> [SET TASK]
Report only the number of lines in this material that include "наименование".

[Data records]
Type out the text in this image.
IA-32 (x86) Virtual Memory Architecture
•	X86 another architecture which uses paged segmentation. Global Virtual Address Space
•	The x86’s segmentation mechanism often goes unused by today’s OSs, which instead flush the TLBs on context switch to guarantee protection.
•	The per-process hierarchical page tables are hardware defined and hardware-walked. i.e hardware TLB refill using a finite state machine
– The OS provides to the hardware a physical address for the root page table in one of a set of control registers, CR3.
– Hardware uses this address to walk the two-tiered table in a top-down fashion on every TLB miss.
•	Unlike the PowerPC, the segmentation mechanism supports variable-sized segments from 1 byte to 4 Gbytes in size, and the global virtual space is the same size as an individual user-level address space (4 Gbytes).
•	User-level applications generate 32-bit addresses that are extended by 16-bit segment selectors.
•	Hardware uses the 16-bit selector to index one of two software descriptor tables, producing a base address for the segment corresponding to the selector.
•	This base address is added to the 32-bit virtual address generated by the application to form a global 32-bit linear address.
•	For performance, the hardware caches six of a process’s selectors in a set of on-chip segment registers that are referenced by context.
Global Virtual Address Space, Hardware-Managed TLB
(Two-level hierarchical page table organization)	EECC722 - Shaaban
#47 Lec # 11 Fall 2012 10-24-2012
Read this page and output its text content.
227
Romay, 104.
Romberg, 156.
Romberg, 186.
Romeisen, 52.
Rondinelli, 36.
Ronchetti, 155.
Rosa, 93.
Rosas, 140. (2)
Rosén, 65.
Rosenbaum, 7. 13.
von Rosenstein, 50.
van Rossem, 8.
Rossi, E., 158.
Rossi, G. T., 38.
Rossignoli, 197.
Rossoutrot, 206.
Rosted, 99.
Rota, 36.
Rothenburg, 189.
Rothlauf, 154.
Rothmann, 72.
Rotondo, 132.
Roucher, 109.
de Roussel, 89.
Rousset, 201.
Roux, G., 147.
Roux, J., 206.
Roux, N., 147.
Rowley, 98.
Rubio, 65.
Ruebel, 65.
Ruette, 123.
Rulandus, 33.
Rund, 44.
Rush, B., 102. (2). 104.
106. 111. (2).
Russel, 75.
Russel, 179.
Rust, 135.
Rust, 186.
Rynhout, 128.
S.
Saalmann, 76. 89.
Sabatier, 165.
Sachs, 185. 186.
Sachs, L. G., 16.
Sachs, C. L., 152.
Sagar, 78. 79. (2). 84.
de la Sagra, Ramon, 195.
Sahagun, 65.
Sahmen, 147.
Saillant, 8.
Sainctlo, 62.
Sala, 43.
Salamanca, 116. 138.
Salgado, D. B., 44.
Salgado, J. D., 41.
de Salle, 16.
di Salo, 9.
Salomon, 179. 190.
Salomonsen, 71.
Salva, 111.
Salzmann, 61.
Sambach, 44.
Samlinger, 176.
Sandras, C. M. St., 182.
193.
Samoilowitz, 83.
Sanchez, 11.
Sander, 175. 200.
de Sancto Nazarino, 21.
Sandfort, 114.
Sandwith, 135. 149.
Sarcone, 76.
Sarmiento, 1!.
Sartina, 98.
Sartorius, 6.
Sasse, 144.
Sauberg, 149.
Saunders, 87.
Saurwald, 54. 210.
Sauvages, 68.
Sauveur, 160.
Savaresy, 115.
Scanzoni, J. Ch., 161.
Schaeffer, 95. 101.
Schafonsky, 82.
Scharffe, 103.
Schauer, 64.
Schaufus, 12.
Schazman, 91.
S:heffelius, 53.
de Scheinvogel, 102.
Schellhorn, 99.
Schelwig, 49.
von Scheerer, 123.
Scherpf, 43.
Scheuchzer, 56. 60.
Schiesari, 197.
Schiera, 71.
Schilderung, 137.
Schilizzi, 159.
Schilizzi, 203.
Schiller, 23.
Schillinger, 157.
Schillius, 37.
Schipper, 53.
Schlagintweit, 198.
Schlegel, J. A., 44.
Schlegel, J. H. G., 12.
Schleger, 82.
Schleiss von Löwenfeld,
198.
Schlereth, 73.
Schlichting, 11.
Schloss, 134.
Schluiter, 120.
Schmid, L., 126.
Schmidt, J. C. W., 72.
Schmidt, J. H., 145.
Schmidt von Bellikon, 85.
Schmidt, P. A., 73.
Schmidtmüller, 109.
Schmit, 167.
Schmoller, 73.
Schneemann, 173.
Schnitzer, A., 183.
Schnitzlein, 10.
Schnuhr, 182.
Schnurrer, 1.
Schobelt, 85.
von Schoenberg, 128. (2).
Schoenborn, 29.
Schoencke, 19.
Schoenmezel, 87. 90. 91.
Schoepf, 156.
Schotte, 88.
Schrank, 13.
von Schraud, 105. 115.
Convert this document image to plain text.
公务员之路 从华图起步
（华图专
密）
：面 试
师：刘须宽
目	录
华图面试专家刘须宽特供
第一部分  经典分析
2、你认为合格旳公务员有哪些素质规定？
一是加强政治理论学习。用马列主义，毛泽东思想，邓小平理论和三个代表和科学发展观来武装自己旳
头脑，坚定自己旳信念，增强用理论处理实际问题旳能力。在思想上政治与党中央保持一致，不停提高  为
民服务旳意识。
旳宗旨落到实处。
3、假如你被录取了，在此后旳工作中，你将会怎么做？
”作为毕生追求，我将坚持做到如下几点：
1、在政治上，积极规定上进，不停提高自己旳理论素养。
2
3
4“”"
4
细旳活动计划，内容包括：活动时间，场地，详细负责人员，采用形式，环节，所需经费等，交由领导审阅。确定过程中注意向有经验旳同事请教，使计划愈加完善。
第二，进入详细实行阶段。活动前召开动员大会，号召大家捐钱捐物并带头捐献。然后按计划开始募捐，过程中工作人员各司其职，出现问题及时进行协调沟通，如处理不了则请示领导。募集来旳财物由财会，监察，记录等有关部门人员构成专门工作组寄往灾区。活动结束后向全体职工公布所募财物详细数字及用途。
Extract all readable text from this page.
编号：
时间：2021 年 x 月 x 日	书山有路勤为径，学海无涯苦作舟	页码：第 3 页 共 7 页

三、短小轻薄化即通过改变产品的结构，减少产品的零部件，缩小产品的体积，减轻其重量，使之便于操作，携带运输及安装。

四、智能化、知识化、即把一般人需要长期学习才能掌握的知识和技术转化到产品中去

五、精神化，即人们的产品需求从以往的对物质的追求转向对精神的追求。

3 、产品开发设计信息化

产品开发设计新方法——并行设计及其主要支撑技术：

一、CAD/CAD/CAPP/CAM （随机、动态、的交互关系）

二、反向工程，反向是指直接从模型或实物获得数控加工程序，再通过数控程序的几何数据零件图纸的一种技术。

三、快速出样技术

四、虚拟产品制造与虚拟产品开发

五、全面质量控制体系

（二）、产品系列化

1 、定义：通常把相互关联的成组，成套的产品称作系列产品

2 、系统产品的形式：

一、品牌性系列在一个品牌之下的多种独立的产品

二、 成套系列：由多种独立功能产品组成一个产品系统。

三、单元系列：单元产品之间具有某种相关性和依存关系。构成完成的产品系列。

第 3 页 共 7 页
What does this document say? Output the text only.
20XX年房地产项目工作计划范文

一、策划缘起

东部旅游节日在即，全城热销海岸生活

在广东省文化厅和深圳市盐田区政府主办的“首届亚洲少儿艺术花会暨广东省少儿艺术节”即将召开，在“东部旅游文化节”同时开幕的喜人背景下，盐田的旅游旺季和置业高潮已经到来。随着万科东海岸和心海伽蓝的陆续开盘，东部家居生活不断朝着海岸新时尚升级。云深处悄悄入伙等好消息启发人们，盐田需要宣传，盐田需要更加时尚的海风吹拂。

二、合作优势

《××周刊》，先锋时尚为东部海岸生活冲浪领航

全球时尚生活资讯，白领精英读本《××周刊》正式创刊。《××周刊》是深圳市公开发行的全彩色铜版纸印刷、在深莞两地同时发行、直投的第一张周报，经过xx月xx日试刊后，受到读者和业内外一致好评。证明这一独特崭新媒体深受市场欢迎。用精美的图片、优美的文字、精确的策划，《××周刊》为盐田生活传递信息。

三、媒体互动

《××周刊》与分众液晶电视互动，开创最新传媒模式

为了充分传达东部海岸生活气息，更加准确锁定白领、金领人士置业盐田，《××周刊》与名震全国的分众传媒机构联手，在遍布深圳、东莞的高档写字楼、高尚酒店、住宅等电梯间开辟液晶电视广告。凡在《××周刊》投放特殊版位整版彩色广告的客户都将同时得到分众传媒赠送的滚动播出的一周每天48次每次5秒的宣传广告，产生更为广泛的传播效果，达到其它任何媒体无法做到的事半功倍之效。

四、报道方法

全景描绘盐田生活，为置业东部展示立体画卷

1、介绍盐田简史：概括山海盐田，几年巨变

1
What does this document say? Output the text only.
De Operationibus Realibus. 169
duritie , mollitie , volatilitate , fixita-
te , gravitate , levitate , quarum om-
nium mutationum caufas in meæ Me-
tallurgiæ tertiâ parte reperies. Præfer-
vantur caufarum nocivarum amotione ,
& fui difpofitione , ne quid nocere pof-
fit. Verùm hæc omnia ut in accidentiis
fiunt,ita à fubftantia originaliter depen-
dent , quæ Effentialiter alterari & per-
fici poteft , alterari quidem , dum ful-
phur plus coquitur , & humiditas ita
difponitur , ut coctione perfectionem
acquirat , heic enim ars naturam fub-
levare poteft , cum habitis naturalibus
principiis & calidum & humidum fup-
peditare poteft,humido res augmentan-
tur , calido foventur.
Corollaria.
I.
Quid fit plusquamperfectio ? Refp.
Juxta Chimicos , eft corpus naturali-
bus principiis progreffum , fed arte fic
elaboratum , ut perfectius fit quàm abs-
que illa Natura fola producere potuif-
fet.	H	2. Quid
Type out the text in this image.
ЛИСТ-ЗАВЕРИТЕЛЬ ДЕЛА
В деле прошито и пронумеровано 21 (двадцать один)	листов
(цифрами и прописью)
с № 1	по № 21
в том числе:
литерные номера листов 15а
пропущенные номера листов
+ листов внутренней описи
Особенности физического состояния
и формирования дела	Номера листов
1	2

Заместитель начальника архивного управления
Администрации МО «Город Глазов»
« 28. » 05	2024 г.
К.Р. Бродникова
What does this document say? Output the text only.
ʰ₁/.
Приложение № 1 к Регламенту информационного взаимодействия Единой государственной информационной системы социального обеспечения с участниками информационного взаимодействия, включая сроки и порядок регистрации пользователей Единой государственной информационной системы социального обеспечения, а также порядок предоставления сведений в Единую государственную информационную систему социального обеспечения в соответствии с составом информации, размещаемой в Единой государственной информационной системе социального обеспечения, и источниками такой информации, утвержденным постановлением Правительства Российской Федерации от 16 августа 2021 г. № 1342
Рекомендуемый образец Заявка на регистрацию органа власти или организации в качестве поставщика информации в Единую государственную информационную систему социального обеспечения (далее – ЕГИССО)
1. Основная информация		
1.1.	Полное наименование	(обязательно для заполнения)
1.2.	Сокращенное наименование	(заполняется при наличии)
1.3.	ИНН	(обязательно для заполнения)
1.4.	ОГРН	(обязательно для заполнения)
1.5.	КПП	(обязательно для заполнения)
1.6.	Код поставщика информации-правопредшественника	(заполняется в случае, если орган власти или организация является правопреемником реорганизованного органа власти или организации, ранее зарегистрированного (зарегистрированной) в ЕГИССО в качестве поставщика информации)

> [THE RESPONSE]
2